# Input rows start
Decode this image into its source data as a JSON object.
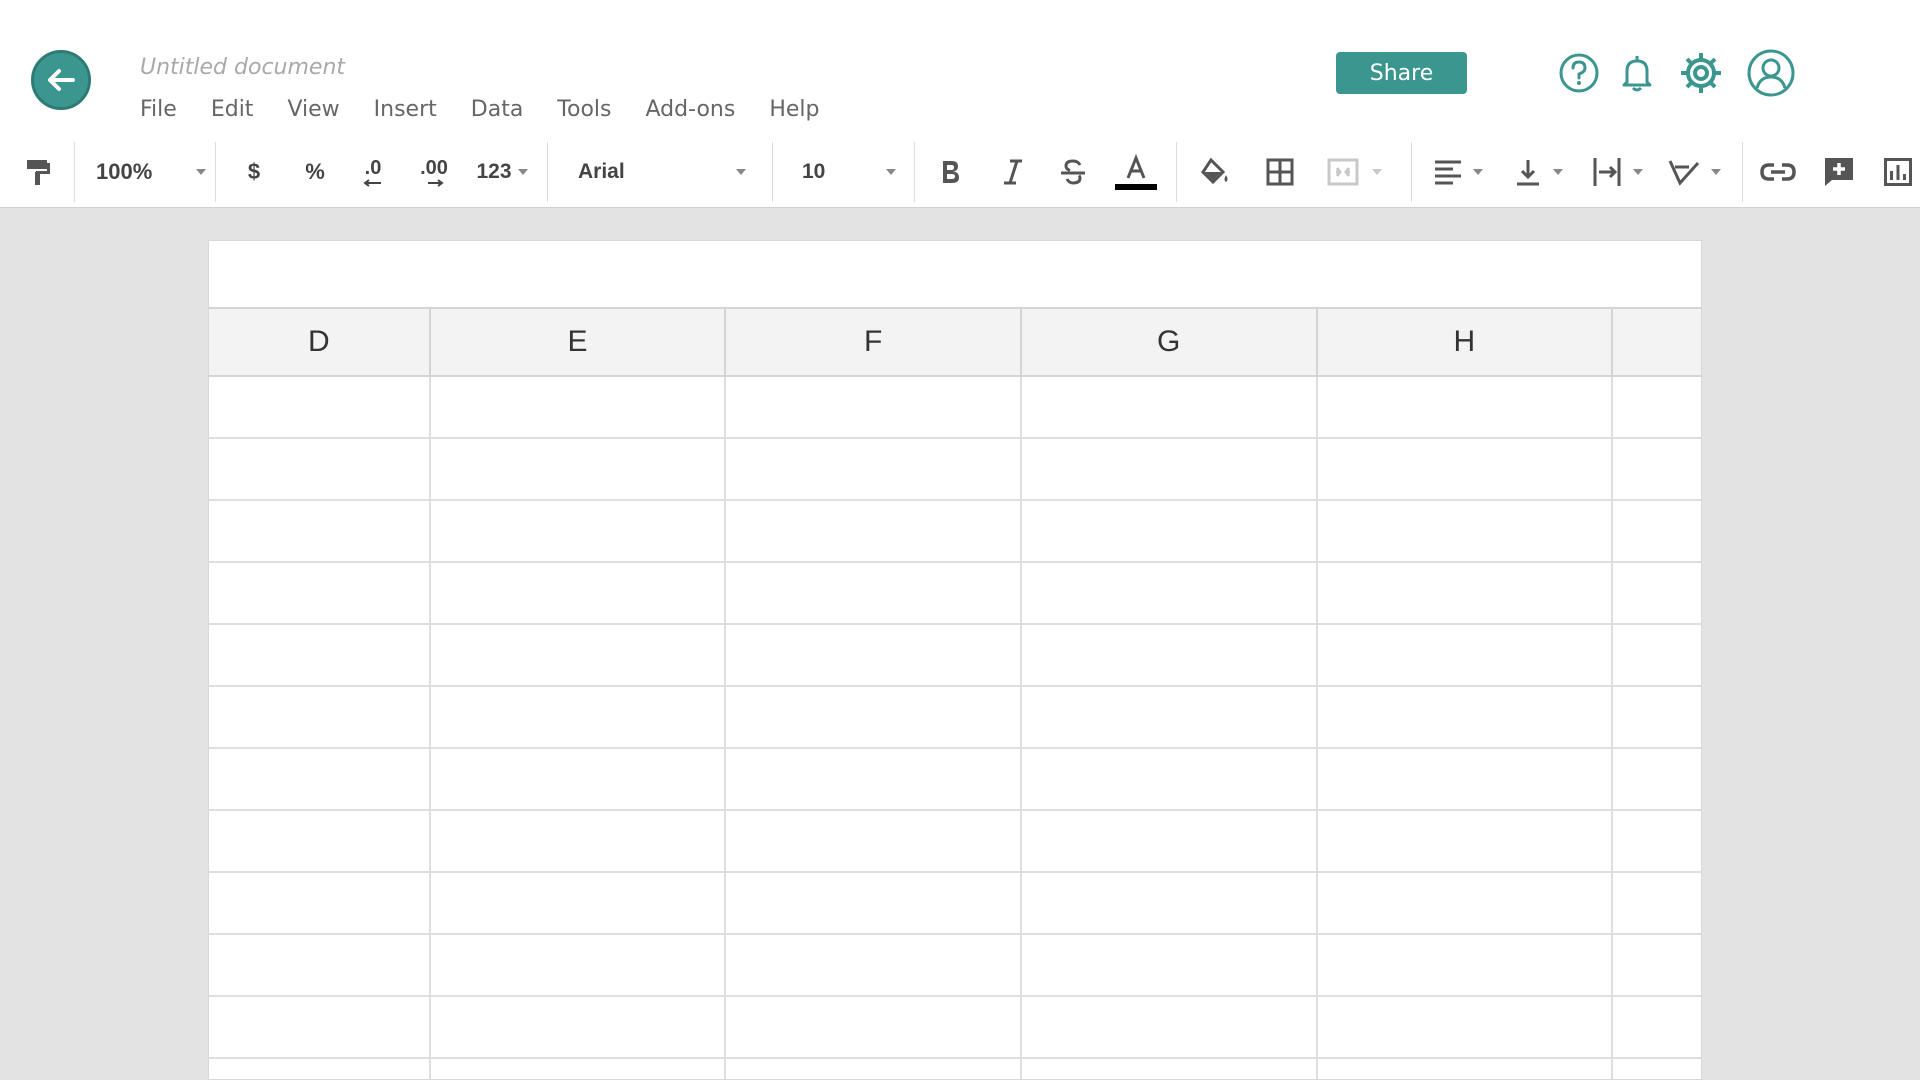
{
  "header": {
    "doc_title": "Untitled document",
    "share_label": "Share",
    "accent_color": "#3c9690",
    "menu": [
      "File",
      "Edit",
      "View",
      "Insert",
      "Data",
      "Tools",
      "Add-ons",
      "Help"
    ],
    "icons": [
      "back-arrow-icon",
      "help-icon",
      "bell-icon",
      "gear-icon",
      "account-icon"
    ]
  },
  "toolbar": {
    "zoom": "100%",
    "currency": "$",
    "percent": "%",
    "decrease_decimals": ".0",
    "increase_decimals": ".00",
    "more_formats": "123",
    "font": "Arial",
    "font_size": "10"
  },
  "sheet": {
    "columns": [
      "D",
      "E",
      "F",
      "G",
      "H",
      ""
    ]
  }
}
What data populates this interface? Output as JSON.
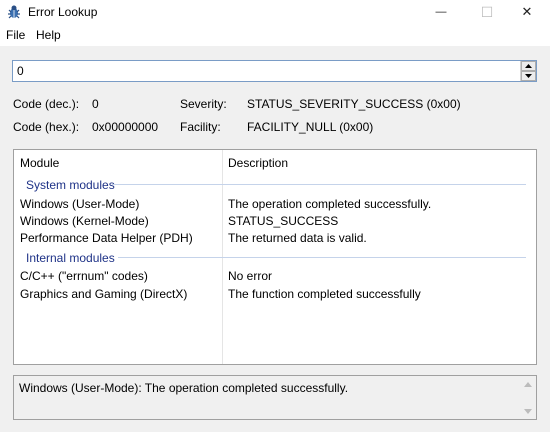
{
  "window": {
    "title": "Error Lookup",
    "icon": "bug-icon",
    "minimize_glyph": "—",
    "maximize_glyph": "☐",
    "close_glyph": "✕"
  },
  "menu": {
    "file": "File",
    "help": "Help"
  },
  "input": {
    "value": "0"
  },
  "info": {
    "code_dec_label": "Code (dec.):",
    "code_dec_value": "0",
    "code_hex_label": "Code (hex.):",
    "code_hex_value": "0x00000000",
    "severity_label": "Severity:",
    "severity_value": "STATUS_SEVERITY_SUCCESS (0x00)",
    "facility_label": "Facility:",
    "facility_value": "FACILITY_NULL (0x00)"
  },
  "list": {
    "columns": [
      "Module",
      "Description"
    ],
    "groups": [
      {
        "name": "System modules",
        "rows": [
          {
            "module": "Windows (User-Mode)",
            "description": "The operation completed successfully."
          },
          {
            "module": "Windows (Kernel-Mode)",
            "description": "STATUS_SUCCESS"
          },
          {
            "module": "Performance Data Helper (PDH)",
            "description": "The returned data is valid."
          }
        ]
      },
      {
        "name": "Internal modules",
        "rows": [
          {
            "module": "C/C++ (\"errnum\" codes)",
            "description": "No error"
          },
          {
            "module": "Graphics and Gaming (DirectX)",
            "description": "The function completed successfully"
          }
        ]
      }
    ]
  },
  "status": {
    "text": "Windows (User-Mode): The operation completed successfully."
  },
  "colors": {
    "accent_group": "#1e3287",
    "input_border": "#7a9cc6"
  }
}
# Input rows end
> _What to produce_
Search the data above for the string "modules" and copy each line that has it.

> _Written response_
        "name": "System modules",
        "name": "Internal modules",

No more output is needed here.